## What you need to do
Filter the records below down to lines containing "femmes".

## Exercise input
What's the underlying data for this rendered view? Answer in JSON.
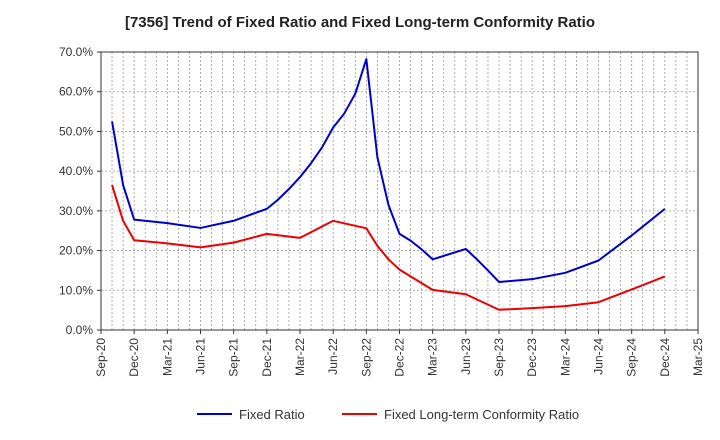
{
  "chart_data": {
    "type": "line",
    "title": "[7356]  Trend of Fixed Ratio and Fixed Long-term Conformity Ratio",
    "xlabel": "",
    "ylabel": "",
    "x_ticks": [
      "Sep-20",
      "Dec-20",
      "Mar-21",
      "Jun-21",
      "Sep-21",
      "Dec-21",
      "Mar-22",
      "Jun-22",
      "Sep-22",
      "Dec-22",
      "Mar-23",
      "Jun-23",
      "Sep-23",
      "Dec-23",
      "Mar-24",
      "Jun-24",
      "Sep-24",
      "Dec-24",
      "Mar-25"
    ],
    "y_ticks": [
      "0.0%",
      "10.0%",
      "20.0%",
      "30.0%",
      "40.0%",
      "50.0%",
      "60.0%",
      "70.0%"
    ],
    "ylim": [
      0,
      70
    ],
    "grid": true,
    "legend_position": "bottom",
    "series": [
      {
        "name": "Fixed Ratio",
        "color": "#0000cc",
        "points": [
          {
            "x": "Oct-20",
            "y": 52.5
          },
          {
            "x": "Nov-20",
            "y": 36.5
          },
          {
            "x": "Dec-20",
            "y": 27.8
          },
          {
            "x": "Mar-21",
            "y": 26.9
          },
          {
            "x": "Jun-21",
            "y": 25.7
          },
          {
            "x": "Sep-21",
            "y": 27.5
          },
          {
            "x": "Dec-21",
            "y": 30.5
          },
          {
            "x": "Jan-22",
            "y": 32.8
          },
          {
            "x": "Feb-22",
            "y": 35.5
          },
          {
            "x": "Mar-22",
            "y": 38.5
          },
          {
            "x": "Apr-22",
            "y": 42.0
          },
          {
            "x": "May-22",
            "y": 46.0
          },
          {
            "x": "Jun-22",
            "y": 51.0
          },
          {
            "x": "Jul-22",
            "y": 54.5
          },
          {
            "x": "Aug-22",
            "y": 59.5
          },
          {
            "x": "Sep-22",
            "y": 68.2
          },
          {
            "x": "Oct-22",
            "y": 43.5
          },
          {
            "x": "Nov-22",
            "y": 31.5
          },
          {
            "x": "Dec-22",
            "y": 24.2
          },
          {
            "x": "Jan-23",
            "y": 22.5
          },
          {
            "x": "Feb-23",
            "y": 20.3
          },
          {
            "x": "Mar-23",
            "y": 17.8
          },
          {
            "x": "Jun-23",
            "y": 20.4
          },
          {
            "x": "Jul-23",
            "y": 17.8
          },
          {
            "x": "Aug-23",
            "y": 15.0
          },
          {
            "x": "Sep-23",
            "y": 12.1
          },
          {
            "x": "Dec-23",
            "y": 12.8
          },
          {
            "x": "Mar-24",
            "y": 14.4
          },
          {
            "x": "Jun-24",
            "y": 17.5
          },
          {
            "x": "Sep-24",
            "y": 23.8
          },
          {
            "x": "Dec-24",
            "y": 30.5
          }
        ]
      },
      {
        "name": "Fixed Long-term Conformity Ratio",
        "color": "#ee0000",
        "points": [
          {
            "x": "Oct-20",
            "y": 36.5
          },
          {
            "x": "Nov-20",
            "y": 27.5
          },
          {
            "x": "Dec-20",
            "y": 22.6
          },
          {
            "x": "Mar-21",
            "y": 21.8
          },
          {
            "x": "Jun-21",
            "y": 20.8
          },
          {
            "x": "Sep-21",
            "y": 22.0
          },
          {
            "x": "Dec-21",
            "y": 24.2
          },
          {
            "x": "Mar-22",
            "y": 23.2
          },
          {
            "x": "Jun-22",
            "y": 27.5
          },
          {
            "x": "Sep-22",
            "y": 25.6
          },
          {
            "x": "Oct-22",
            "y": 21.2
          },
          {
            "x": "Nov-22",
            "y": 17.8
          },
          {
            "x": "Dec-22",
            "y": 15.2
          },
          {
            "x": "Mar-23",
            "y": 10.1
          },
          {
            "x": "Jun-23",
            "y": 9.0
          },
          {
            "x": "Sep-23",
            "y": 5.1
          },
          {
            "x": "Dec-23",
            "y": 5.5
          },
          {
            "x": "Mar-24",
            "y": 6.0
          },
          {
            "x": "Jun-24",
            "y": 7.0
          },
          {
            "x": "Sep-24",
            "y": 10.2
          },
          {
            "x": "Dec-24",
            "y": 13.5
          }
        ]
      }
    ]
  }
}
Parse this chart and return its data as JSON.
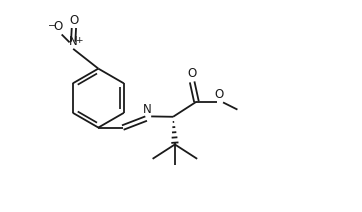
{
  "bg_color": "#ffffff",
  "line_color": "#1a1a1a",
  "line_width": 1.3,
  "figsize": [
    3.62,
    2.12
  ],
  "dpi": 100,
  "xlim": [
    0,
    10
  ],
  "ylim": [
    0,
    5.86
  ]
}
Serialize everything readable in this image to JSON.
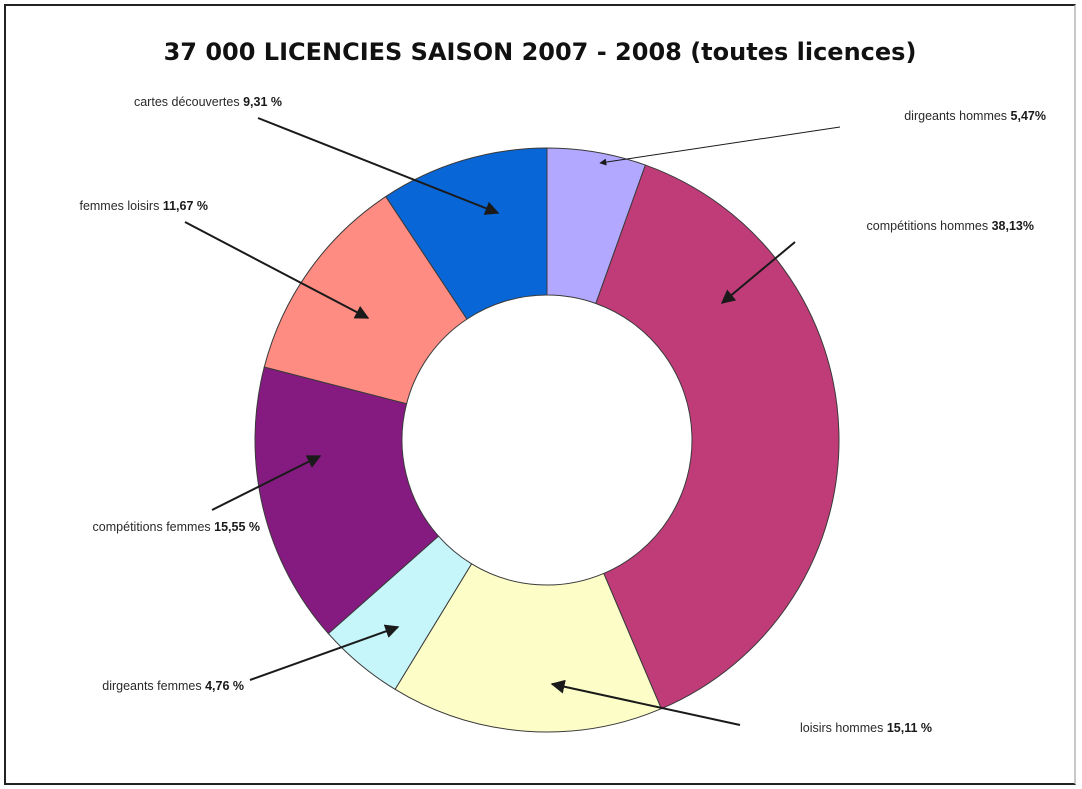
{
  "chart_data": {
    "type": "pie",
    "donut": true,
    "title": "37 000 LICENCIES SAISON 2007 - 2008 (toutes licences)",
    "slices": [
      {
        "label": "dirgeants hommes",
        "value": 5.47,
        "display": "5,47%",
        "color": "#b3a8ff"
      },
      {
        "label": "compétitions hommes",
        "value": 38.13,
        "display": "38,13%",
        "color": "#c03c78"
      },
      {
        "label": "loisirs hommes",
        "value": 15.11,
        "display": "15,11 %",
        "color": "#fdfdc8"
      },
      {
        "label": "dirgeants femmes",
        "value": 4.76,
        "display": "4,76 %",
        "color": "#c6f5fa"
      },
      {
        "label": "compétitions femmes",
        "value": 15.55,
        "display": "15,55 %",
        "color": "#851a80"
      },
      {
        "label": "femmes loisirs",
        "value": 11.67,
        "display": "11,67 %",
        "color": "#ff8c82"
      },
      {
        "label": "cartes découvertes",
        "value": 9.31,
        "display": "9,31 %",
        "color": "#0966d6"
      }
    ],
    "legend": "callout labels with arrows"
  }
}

## Output for this task
        "label": "dirgeants femmes",
        "label": "compétitions femmes",
        "label": "femmes loisirs",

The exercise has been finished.